## Given data
--------

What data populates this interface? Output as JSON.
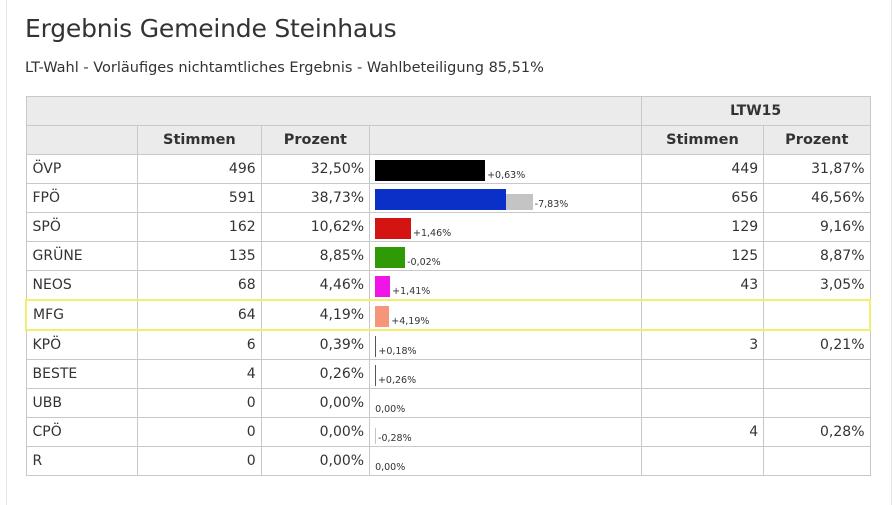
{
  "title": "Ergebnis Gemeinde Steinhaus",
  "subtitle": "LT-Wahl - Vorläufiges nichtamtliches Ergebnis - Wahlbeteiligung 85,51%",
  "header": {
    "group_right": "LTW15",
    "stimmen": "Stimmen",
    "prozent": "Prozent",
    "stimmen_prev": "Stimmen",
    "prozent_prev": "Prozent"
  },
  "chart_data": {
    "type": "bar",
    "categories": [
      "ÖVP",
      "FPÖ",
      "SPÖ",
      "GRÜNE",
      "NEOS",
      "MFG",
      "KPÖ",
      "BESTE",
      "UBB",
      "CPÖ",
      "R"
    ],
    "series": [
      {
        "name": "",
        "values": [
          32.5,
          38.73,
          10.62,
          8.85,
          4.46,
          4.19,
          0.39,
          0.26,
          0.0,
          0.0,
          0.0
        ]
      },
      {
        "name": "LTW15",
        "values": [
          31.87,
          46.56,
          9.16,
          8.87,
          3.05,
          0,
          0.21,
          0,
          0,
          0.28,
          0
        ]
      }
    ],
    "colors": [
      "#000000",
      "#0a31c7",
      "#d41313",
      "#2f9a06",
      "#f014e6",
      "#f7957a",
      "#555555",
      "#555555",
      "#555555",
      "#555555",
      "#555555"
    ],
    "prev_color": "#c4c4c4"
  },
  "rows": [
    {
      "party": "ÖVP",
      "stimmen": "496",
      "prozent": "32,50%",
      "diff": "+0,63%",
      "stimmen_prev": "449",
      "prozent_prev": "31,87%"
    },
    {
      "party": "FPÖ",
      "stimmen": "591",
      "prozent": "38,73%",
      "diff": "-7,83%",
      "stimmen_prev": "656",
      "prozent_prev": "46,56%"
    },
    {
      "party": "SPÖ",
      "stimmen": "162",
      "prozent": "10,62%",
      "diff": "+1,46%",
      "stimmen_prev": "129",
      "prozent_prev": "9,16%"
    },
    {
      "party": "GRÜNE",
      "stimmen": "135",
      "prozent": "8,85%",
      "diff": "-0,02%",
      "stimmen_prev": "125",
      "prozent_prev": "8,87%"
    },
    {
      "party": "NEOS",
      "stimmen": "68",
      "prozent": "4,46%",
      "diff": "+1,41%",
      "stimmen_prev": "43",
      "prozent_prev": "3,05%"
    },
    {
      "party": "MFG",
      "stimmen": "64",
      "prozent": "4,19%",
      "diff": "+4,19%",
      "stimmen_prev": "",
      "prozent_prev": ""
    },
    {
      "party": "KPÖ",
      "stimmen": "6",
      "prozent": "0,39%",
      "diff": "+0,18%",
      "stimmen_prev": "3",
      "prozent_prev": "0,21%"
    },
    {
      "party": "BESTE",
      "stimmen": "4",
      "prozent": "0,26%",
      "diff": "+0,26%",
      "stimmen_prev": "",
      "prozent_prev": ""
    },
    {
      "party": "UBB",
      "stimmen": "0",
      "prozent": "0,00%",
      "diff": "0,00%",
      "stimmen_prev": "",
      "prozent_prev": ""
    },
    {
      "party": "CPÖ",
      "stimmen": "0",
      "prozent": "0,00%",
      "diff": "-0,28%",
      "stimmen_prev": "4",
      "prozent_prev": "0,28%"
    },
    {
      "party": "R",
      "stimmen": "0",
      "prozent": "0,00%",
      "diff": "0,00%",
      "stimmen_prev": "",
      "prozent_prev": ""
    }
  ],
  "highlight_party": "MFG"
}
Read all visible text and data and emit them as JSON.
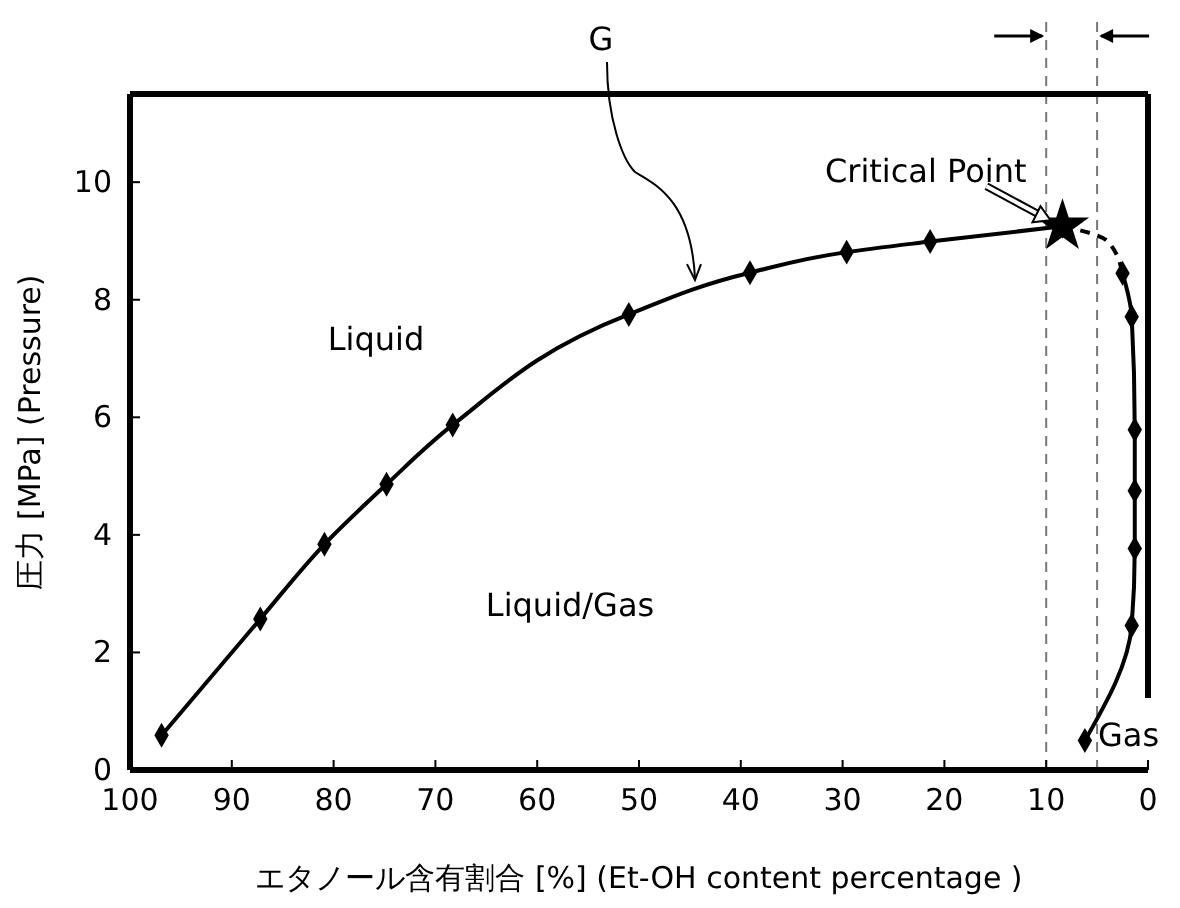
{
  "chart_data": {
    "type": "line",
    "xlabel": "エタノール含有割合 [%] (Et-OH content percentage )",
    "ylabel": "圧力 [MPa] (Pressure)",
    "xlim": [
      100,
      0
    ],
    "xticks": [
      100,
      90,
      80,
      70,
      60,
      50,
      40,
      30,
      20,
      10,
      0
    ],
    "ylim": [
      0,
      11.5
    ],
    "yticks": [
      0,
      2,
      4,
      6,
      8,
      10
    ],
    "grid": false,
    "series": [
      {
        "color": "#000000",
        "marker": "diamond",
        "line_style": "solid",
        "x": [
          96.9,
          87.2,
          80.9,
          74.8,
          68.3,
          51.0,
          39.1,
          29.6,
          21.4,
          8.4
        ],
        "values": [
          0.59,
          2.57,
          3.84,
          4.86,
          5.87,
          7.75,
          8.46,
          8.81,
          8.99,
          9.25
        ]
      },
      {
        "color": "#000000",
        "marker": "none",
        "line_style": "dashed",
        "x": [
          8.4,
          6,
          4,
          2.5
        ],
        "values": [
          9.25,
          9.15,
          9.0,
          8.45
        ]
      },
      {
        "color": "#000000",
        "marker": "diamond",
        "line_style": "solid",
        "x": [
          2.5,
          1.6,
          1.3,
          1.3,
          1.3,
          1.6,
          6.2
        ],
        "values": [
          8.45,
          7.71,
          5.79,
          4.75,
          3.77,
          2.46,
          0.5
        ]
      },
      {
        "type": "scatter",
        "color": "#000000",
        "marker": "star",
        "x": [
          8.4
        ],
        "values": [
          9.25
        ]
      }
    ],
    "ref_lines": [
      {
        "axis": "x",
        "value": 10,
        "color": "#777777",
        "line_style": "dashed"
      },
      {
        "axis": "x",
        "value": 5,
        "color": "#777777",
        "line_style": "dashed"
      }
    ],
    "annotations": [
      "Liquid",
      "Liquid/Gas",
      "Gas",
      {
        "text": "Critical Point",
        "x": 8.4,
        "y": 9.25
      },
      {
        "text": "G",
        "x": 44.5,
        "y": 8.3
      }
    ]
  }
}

--------

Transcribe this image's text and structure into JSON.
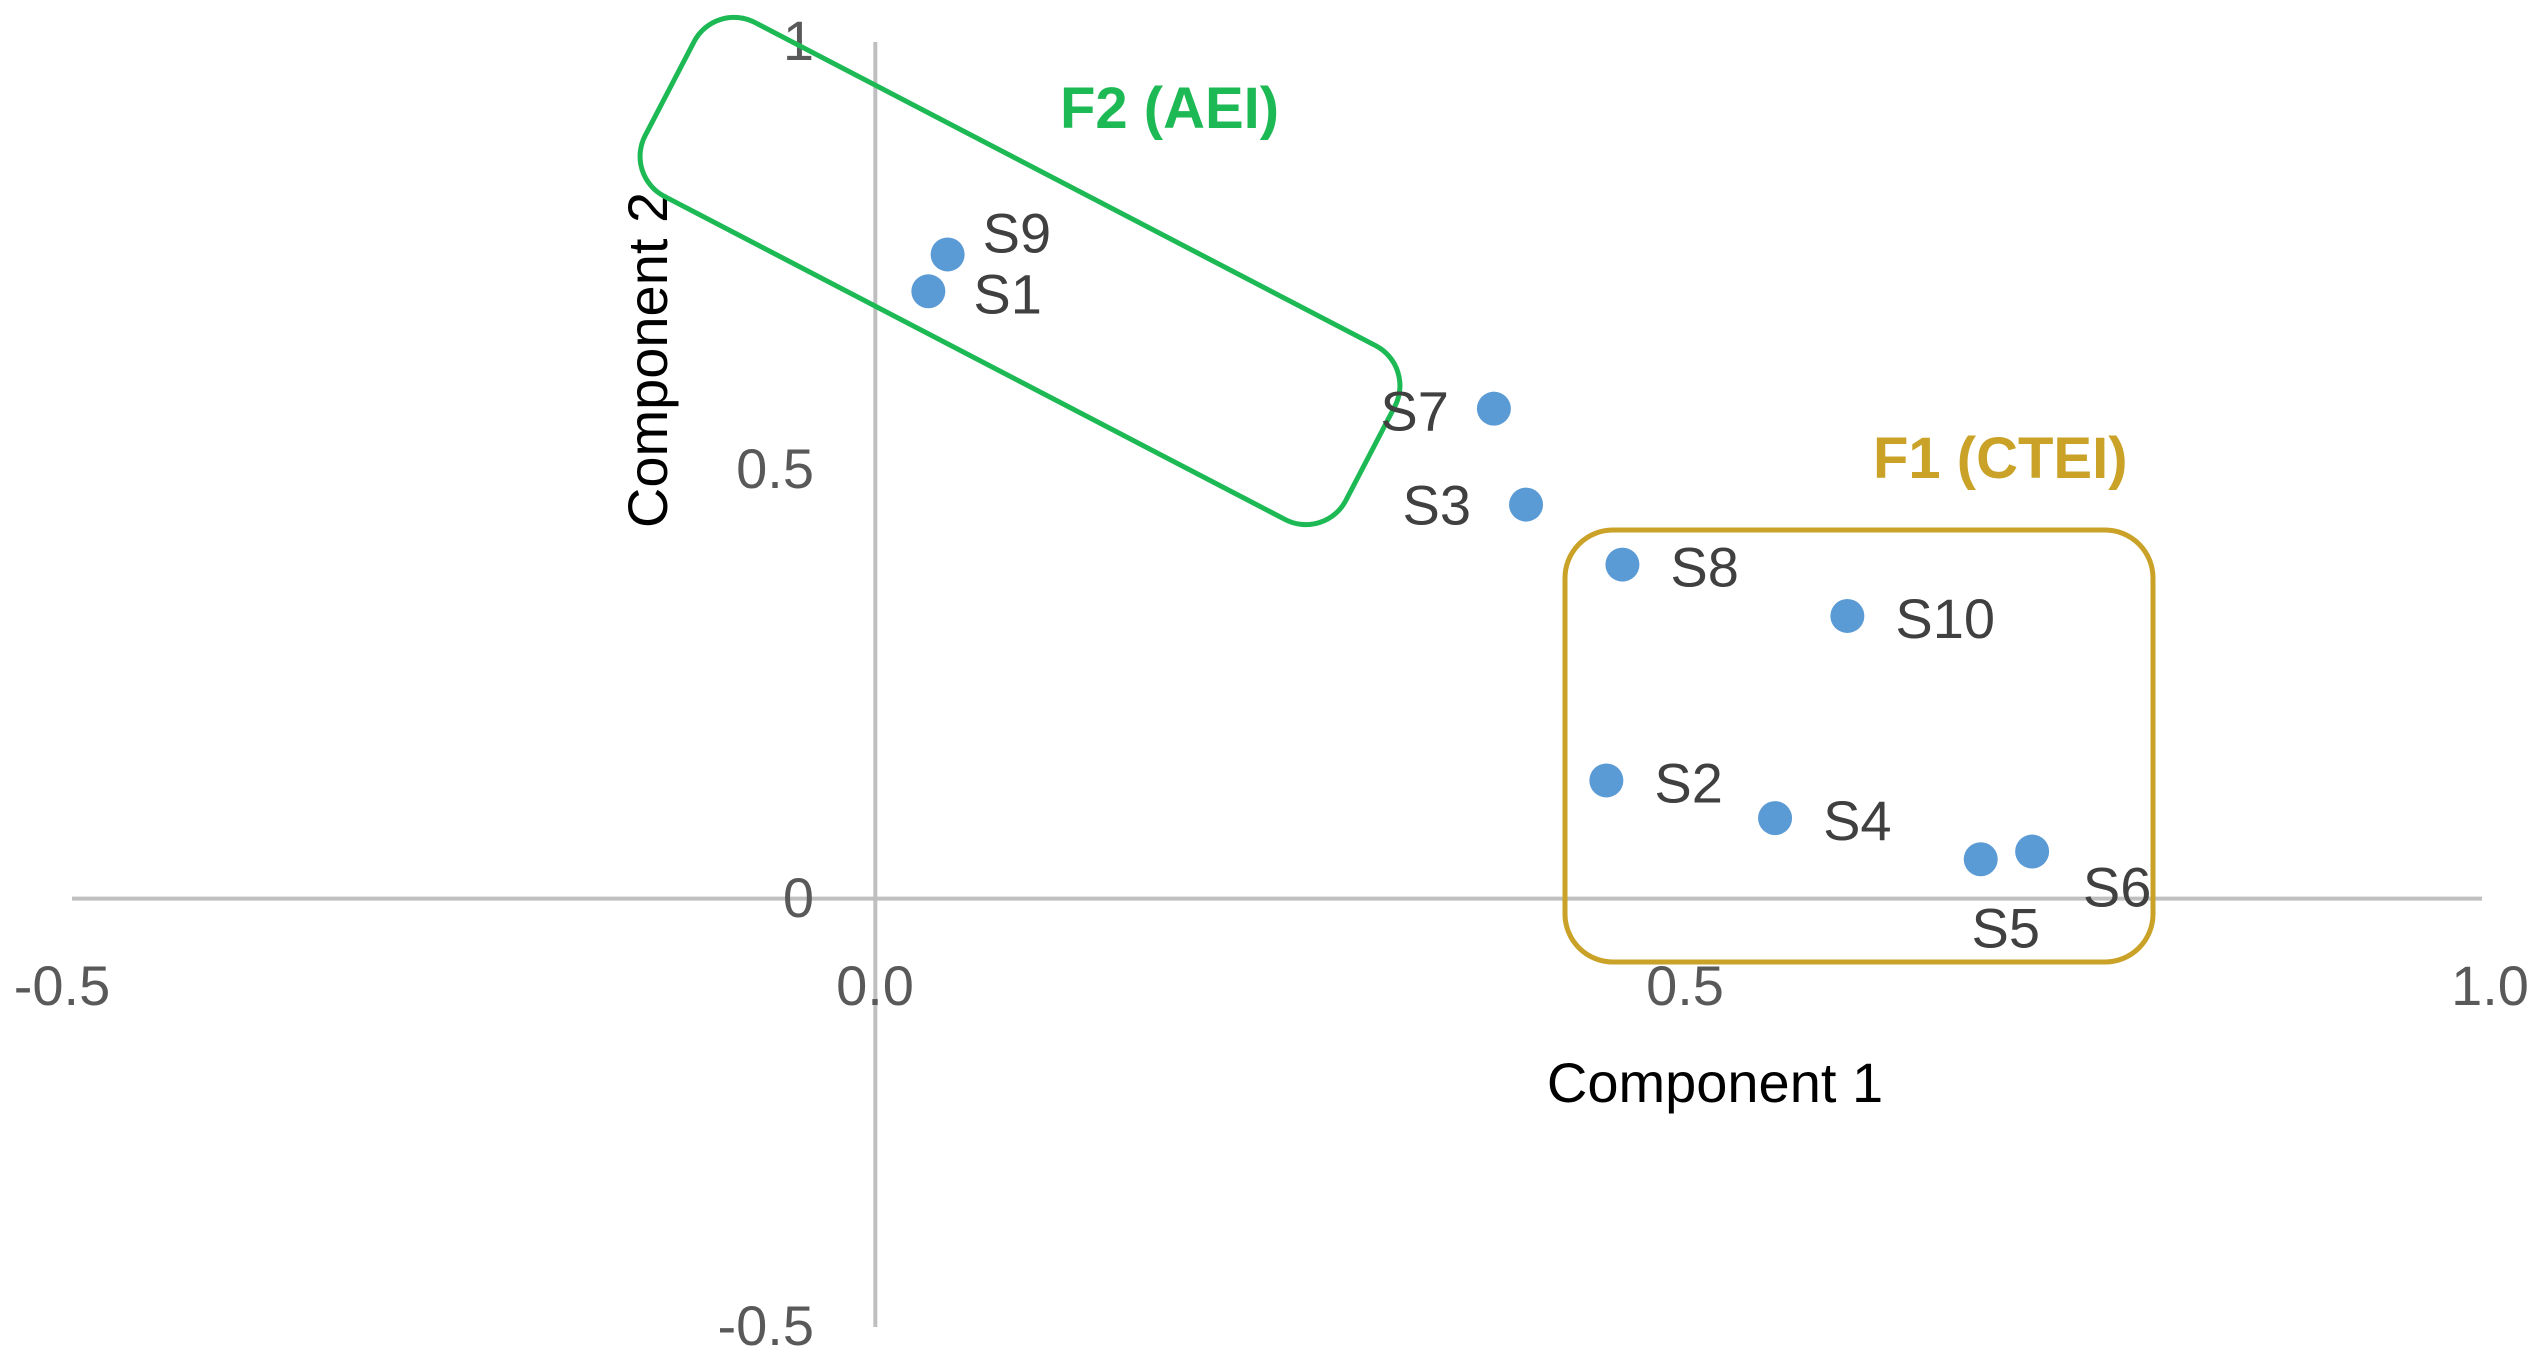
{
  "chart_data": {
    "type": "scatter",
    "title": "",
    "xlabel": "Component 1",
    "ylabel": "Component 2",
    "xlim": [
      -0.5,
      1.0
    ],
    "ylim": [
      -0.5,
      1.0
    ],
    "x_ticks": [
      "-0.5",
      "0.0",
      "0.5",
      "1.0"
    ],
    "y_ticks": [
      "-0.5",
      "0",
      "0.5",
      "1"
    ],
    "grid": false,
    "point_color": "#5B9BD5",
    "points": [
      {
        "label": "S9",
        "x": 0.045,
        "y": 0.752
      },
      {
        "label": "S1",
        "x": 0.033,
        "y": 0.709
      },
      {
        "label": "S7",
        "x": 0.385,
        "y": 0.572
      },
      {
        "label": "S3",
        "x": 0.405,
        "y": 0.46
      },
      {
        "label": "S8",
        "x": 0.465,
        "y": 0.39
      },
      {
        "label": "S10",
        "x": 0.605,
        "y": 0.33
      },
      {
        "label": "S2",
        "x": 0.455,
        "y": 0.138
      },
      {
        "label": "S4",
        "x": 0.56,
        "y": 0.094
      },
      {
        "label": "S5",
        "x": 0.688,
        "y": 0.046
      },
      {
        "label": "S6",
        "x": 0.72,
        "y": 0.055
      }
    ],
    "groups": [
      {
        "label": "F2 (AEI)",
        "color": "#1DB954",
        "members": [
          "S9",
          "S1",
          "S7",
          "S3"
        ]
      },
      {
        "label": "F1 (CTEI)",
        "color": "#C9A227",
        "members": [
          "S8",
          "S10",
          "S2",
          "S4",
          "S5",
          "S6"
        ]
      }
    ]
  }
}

--------

## Problem requirements
Go through the preceding material and copy each line that has the word "diff".

## Exercise response
      "diff": "+0,63%",
      "diff": "-7,83%",
      "diff": "+1,46%",
      "diff": "-0,02%",
      "diff": "+1,41%",
      "diff": "+4,19%",
      "diff": "+0,18%",
      "diff": "+0,26%",
      "diff": "0,00%",
      "diff": "-0,28%",
      "diff": "0,00%",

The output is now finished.